● REQUIREMENT: Reproduce the material word for word, starting at its first line and ending with the line that contains "cloud-server-icon: [502, 489, 550, 517]", including both of those lines.

● TASK INPUTS:

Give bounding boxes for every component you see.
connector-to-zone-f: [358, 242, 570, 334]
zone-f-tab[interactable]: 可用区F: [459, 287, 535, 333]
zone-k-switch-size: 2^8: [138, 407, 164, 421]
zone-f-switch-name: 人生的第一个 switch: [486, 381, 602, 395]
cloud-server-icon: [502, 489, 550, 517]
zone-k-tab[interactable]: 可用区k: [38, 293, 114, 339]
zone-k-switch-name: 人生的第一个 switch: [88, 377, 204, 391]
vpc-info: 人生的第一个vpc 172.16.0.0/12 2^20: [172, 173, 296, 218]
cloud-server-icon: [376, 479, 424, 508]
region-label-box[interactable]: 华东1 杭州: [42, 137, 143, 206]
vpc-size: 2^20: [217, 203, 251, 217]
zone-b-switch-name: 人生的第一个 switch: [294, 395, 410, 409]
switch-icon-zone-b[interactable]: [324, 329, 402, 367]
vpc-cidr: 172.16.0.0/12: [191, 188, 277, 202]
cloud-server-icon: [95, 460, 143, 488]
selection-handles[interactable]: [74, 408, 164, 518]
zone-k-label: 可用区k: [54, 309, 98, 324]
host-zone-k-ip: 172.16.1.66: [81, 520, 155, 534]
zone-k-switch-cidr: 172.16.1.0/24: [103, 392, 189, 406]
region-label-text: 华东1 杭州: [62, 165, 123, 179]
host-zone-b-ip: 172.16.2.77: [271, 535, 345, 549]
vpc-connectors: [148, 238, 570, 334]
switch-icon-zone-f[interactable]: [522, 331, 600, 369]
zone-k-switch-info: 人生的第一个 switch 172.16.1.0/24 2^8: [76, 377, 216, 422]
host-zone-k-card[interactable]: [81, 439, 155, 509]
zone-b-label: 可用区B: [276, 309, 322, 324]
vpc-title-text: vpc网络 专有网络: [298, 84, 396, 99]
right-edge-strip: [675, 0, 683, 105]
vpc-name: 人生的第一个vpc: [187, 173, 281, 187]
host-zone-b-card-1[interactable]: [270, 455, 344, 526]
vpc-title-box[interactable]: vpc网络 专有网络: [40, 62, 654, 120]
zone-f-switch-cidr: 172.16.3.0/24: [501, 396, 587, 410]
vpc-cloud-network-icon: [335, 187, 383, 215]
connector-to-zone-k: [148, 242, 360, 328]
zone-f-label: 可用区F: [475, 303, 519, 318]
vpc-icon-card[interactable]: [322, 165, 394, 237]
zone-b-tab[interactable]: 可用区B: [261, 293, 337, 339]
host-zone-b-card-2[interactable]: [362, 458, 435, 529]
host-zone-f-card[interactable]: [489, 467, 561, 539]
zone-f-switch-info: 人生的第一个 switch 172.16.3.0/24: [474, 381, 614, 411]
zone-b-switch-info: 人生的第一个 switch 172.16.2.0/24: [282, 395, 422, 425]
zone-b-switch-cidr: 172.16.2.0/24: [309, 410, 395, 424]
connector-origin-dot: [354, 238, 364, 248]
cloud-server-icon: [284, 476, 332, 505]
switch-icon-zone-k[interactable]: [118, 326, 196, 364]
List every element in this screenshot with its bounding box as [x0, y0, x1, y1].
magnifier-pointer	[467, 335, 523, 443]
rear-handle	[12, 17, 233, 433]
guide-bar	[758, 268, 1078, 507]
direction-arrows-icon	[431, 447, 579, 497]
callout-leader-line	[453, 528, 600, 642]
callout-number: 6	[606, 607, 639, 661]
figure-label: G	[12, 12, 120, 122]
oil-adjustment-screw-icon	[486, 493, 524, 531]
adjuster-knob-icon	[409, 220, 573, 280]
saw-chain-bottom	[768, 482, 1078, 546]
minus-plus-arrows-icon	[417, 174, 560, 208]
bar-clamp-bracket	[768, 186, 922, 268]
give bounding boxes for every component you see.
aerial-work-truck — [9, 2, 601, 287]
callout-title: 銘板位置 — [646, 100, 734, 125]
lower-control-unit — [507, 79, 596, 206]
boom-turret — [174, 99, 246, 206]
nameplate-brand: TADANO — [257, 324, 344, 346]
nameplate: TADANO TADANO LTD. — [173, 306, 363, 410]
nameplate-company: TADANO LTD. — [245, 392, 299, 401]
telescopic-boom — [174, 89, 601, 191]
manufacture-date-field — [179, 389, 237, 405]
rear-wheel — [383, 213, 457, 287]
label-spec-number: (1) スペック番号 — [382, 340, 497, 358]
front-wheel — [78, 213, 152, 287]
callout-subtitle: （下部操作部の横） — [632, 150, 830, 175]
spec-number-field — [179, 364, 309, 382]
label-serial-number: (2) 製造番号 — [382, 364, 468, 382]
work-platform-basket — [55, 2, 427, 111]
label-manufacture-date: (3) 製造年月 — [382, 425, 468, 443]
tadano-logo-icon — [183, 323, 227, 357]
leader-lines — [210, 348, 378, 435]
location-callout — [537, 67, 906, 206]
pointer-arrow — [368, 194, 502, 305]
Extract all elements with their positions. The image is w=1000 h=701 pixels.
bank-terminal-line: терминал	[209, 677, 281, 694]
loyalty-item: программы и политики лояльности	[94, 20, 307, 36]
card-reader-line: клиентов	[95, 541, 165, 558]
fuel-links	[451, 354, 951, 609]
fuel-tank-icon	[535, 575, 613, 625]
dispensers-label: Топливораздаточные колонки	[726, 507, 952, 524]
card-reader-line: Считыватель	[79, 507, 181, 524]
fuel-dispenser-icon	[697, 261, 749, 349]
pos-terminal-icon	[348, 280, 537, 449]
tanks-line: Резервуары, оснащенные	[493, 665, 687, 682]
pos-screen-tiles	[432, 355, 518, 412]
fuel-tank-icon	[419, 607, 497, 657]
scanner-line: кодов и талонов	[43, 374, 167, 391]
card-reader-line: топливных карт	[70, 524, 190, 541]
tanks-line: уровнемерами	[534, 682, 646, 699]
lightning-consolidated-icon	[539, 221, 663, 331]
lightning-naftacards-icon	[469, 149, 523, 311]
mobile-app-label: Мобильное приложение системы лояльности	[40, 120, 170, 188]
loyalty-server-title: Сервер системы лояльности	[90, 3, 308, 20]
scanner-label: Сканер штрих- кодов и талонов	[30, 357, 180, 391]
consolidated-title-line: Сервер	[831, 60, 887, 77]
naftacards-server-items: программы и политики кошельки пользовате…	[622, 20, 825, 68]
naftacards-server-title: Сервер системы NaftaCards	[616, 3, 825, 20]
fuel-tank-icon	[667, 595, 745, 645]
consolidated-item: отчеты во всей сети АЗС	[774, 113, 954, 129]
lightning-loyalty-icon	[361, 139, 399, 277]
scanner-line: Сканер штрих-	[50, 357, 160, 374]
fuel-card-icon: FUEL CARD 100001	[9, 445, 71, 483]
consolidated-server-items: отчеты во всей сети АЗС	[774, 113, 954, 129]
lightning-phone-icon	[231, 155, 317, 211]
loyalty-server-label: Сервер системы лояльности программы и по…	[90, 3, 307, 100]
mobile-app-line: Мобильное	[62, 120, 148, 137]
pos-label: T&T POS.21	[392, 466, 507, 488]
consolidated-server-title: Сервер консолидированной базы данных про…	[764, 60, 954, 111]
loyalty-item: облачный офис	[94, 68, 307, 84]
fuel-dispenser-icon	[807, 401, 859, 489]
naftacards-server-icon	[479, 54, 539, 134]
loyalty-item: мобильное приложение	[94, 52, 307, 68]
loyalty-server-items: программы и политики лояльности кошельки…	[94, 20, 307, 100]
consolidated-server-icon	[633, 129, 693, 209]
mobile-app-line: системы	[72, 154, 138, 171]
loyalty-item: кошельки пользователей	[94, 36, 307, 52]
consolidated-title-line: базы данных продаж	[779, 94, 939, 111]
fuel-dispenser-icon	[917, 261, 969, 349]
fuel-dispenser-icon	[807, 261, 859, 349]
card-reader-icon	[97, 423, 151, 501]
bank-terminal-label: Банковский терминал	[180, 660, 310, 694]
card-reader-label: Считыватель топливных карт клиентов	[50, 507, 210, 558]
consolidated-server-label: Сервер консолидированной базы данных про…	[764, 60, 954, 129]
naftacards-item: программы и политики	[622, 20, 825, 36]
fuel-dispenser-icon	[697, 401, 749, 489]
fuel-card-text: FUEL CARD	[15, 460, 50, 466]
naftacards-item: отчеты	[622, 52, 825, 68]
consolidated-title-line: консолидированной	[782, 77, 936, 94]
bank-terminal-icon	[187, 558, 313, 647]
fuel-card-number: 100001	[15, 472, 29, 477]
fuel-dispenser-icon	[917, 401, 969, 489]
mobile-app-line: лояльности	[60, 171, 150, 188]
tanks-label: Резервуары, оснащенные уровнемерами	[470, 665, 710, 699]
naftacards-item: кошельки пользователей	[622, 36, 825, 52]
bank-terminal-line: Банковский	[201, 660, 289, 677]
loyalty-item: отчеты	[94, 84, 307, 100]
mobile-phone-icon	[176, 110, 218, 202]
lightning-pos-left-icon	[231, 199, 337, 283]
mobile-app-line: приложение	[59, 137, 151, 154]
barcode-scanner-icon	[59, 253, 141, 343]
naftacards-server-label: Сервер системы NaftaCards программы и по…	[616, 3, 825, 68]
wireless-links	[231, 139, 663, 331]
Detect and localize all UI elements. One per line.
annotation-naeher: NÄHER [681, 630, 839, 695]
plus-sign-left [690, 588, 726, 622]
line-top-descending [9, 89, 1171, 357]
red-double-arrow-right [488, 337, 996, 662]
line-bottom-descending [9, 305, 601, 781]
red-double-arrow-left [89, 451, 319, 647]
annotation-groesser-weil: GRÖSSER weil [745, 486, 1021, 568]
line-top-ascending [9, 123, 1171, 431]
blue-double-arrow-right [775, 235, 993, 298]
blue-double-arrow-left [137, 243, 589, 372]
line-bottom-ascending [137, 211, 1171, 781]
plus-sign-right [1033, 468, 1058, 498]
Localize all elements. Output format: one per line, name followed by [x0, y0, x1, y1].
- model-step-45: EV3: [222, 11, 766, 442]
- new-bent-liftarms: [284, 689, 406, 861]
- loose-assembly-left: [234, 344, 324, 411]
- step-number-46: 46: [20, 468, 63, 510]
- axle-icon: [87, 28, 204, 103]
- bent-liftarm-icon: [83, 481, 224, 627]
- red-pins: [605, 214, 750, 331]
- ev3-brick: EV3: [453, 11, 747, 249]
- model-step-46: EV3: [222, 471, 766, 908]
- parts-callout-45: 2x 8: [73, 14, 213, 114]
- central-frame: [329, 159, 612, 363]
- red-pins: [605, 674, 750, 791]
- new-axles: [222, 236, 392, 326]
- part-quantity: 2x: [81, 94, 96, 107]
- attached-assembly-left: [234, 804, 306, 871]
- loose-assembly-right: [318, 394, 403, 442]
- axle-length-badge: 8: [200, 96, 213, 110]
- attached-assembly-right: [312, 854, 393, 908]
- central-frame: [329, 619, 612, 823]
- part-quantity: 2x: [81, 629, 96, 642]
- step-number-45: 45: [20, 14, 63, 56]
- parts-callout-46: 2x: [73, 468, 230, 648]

● WRITTEN SOLUTION:
Give bounding boxes for every component you see.
connector-to-zone-f: [358, 242, 570, 334]
zone-f-tab[interactable]: 可用区F: [459, 287, 535, 333]
zone-k-switch-size: 2^8: [138, 407, 164, 421]
zone-f-switch-name: 人生的第一个 switch: [486, 381, 602, 395]
cloud-server-icon: [502, 489, 550, 517]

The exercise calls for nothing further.